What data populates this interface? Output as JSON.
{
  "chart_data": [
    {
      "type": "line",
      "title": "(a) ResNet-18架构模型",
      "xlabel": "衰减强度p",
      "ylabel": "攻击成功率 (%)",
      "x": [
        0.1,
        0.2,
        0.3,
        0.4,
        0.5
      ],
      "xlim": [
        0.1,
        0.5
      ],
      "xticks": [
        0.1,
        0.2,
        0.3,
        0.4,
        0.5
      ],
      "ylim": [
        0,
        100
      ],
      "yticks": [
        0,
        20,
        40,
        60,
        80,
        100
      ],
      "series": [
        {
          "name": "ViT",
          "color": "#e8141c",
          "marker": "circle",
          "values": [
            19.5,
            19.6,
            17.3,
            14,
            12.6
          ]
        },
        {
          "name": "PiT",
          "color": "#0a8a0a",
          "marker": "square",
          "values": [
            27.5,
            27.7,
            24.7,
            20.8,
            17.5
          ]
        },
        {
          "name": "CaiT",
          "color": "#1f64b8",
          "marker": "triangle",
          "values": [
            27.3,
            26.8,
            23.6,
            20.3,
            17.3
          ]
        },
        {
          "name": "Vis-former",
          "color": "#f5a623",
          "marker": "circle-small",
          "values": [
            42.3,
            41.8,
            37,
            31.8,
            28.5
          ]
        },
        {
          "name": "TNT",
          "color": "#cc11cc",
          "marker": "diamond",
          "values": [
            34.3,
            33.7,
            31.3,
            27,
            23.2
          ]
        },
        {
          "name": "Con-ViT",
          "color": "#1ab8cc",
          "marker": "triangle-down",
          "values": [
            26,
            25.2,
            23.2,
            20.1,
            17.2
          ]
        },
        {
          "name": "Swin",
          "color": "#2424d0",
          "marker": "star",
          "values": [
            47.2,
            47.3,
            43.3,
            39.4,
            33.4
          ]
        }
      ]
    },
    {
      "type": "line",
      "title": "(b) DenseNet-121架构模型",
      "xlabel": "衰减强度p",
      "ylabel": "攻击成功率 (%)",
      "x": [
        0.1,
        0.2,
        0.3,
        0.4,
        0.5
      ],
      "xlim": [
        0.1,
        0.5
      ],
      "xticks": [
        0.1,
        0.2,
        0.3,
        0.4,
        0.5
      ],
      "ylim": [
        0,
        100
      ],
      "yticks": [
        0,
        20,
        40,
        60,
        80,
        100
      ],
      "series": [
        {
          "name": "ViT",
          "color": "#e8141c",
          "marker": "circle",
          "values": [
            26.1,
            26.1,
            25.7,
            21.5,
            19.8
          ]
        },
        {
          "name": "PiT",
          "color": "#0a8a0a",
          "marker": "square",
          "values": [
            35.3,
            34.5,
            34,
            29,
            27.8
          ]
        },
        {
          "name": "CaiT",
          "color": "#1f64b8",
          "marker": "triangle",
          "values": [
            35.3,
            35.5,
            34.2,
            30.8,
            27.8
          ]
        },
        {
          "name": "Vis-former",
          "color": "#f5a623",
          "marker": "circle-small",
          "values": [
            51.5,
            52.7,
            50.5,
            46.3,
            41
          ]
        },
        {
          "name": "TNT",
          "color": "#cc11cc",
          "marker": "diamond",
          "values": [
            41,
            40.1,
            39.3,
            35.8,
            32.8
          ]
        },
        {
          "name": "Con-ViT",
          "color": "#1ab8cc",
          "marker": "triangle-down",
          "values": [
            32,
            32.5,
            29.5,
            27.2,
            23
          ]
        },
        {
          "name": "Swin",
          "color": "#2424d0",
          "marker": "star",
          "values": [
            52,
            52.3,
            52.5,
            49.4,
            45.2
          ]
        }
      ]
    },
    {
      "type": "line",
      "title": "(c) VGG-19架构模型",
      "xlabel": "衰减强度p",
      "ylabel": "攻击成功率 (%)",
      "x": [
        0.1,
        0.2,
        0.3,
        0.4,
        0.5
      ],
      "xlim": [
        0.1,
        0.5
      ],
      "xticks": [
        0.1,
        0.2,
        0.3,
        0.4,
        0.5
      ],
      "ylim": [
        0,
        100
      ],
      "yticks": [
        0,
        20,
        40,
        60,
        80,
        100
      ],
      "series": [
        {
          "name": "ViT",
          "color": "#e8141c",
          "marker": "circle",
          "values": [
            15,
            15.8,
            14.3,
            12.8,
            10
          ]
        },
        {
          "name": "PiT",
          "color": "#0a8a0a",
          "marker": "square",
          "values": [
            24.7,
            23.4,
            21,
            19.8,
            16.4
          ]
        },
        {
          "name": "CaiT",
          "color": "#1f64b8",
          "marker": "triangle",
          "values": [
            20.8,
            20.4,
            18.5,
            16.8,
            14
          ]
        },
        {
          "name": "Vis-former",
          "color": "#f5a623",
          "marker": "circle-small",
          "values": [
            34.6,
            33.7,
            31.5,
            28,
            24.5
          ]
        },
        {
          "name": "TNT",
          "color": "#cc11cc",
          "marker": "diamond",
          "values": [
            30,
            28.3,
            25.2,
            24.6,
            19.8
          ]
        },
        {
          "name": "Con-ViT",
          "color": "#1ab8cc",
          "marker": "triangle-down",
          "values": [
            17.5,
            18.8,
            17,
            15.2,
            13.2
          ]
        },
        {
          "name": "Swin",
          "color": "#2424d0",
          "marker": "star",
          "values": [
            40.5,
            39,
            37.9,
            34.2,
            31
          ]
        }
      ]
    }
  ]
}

•••

[WORK TO DO] Extract the full set of entries word for word.

[TASK ANSWER]
What data populates this interface? Output as JSON.
{
  "chart_data": [
    {
      "type": "line",
      "title": "(a) ResNet-18架构模型",
      "xlabel": "衰减强度p",
      "ylabel": "攻击成功率 (%)",
      "x": [
        0.1,
        0.2,
        0.3,
        0.4,
        0.5
      ],
      "xlim": [
        0.1,
        0.5
      ],
      "xticks": [
        0.1,
        0.2,
        0.3,
        0.4,
        0.5
      ],
      "ylim": [
        0,
        100
      ],
      "yticks": [
        0,
        20,
        40,
        60,
        80,
        100
      ],
      "series": [
        {
          "name": "ViT",
          "color": "#e8141c",
          "marker": "circle",
          "values": [
            19.5,
            19.6,
            17.3,
            14,
            12.6
          ]
        },
        {
          "name": "PiT",
          "color": "#0a8a0a",
          "marker": "square",
          "values": [
            27.5,
            27.7,
            24.7,
            20.8,
            17.5
          ]
        },
        {
          "name": "CaiT",
          "color": "#1f64b8",
          "marker": "triangle",
          "values": [
            27.3,
            26.8,
            23.6,
            20.3,
            17.3
          ]
        },
        {
          "name": "Vis-former",
          "color": "#f5a623",
          "marker": "circle-small",
          "values": [
            42.3,
            41.8,
            37,
            31.8,
            28.5
          ]
        },
        {
          "name": "TNT",
          "color": "#cc11cc",
          "marker": "diamond",
          "values": [
            34.3,
            33.7,
            31.3,
            27,
            23.2
          ]
        },
        {
          "name": "Con-ViT",
          "color": "#1ab8cc",
          "marker": "triangle-down",
          "values": [
            26,
            25.2,
            23.2,
            20.1,
            17.2
          ]
        },
        {
          "name": "Swin",
          "color": "#2424d0",
          "marker": "star",
          "values": [
            47.2,
            47.3,
            43.3,
            39.4,
            33.4
          ]
        }
      ]
    },
    {
      "type": "line",
      "title": "(b) DenseNet-121架构模型",
      "xlabel": "衰减强度p",
      "ylabel": "攻击成功率 (%)",
      "x": [
        0.1,
        0.2,
        0.3,
        0.4,
        0.5
      ],
      "xlim": [
        0.1,
        0.5
      ],
      "xticks": [
        0.1,
        0.2,
        0.3,
        0.4,
        0.5
      ],
      "ylim": [
        0,
        100
      ],
      "yticks": [
        0,
        20,
        40,
        60,
        80,
        100
      ],
      "series": [
        {
          "name": "ViT",
          "color": "#e8141c",
          "marker": "circle",
          "values": [
            26.1,
            26.1,
            25.7,
            21.5,
            19.8
          ]
        },
        {
          "name": "PiT",
          "color": "#0a8a0a",
          "marker": "square",
          "values": [
            35.3,
            34.5,
            34,
            29,
            27.8
          ]
        },
        {
          "name": "CaiT",
          "color": "#1f64b8",
          "marker": "triangle",
          "values": [
            35.3,
            35.5,
            34.2,
            30.8,
            27.8
          ]
        },
        {
          "name": "Vis-former",
          "color": "#f5a623",
          "marker": "circle-small",
          "values": [
            51.5,
            52.7,
            50.5,
            46.3,
            41
          ]
        },
        {
          "name": "TNT",
          "color": "#cc11cc",
          "marker": "diamond",
          "values": [
            41,
            40.1,
            39.3,
            35.8,
            32.8
          ]
        },
        {
          "name": "Con-ViT",
          "color": "#1ab8cc",
          "marker": "triangle-down",
          "values": [
            32,
            32.5,
            29.5,
            27.2,
            23
          ]
        },
        {
          "name": "Swin",
          "color": "#2424d0",
          "marker": "star",
          "values": [
            52,
            52.3,
            52.5,
            49.4,
            45.2
          ]
        }
      ]
    },
    {
      "type": "line",
      "title": "(c) VGG-19架构模型",
      "xlabel": "衰减强度p",
      "ylabel": "攻击成功率 (%)",
      "x": [
        0.1,
        0.2,
        0.3,
        0.4,
        0.5
      ],
      "xlim": [
        0.1,
        0.5
      ],
      "xticks": [
        0.1,
        0.2,
        0.3,
        0.4,
        0.5
      ],
      "ylim": [
        0,
        100
      ],
      "yticks": [
        0,
        20,
        40,
        60,
        80,
        100
      ],
      "series": [
        {
          "name": "ViT",
          "color": "#e8141c",
          "marker": "circle",
          "values": [
            15,
            15.8,
            14.3,
            12.8,
            10
          ]
        },
        {
          "name": "PiT",
          "color": "#0a8a0a",
          "marker": "square",
          "values": [
            24.7,
            23.4,
            21,
            19.8,
            16.4
          ]
        },
        {
          "name": "CaiT",
          "color": "#1f64b8",
          "marker": "triangle",
          "values": [
            20.8,
            20.4,
            18.5,
            16.8,
            14
          ]
        },
        {
          "name": "Vis-former",
          "color": "#f5a623",
          "marker": "circle-small",
          "values": [
            34.6,
            33.7,
            31.5,
            28,
            24.5
          ]
        },
        {
          "name": "TNT",
          "color": "#cc11cc",
          "marker": "diamond",
          "values": [
            30,
            28.3,
            25.2,
            24.6,
            19.8
          ]
        },
        {
          "name": "Con-ViT",
          "color": "#1ab8cc",
          "marker": "triangle-down",
          "values": [
            17.5,
            18.8,
            17,
            15.2,
            13.2
          ]
        },
        {
          "name": "Swin",
          "color": "#2424d0",
          "marker": "star",
          "values": [
            40.5,
            39,
            37.9,
            34.2,
            31
          ]
        }
      ]
    }
  ]
}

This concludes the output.